▸ **Extracted records**:
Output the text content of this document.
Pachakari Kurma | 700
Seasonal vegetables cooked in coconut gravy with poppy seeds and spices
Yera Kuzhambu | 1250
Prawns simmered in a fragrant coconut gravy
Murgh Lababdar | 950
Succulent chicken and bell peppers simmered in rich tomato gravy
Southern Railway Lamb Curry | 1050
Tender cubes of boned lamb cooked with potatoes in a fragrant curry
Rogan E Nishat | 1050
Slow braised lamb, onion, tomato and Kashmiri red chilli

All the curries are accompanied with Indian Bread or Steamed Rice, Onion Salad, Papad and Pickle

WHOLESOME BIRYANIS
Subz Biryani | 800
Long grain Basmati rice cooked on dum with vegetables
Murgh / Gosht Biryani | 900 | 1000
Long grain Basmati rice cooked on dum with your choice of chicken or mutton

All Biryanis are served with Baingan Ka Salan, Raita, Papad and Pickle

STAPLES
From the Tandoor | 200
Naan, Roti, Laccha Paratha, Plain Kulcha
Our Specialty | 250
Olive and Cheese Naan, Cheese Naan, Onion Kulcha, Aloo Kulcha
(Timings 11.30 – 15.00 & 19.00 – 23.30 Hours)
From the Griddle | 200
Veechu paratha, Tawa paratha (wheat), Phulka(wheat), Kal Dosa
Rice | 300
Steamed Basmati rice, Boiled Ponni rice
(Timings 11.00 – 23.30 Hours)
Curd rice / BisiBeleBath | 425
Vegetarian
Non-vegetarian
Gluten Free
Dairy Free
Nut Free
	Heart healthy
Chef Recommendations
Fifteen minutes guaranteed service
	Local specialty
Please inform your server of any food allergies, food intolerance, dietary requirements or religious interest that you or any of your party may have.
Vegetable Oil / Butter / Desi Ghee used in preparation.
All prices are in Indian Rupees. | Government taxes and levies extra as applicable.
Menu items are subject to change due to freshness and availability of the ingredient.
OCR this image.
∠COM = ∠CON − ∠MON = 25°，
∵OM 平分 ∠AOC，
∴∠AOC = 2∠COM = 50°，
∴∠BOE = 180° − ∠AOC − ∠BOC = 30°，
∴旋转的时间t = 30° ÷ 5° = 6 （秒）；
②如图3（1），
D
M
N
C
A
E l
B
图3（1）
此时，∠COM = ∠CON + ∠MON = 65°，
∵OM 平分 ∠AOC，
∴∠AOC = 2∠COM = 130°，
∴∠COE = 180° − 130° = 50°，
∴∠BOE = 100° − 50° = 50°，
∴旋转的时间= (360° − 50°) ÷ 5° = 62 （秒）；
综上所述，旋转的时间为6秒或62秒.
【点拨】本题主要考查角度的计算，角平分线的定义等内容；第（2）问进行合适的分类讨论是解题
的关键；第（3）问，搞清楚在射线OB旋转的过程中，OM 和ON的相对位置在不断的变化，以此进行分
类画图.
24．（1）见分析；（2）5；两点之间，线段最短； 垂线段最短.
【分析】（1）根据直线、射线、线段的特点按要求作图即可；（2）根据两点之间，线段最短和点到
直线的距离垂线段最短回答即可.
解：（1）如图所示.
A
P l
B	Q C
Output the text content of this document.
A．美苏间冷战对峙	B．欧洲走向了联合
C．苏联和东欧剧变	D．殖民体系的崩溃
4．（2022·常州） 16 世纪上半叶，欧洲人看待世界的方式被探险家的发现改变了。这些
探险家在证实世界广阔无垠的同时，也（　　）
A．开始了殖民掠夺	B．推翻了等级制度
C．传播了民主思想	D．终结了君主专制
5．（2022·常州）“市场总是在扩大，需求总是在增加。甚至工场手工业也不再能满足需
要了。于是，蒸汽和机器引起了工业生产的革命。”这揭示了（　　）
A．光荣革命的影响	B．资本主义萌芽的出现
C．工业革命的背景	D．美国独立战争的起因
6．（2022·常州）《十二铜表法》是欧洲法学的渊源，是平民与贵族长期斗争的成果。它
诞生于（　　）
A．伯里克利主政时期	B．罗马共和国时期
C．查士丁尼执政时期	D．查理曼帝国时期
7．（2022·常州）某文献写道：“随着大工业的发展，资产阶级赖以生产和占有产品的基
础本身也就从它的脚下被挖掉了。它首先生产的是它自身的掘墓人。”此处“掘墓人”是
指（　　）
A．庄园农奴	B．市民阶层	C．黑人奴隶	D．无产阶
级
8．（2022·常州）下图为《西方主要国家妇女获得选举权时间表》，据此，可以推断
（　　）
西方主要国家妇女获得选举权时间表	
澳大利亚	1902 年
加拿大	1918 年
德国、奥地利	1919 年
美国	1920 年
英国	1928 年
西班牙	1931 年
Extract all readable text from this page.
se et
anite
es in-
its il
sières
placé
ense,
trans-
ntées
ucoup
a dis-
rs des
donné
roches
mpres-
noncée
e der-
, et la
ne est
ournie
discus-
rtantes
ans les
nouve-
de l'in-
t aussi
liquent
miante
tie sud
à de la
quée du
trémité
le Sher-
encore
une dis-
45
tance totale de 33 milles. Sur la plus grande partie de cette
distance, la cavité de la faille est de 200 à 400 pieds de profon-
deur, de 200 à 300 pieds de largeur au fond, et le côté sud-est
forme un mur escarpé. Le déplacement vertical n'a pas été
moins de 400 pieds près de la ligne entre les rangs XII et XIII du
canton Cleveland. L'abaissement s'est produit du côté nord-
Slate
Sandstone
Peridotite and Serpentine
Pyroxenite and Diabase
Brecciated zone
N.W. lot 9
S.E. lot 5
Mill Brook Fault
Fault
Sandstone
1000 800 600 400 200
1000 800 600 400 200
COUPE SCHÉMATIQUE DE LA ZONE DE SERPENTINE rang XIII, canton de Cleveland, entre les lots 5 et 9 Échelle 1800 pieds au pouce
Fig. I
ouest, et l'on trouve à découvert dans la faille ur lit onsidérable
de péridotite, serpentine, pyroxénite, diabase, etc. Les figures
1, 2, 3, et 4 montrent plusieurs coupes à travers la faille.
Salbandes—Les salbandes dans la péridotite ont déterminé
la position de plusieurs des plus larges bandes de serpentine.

▸ **WHAT YOU HAVE TO DO**:
Set out every line from the material that contains the string "Papad".

▸ **RESULT**:
All the curries are accompanied with Indian Bread or Steamed Rice, Onion Salad, Papad and Pickle
All Biryanis are served with Baingan Ka Salan, Raita, Papad and Pickle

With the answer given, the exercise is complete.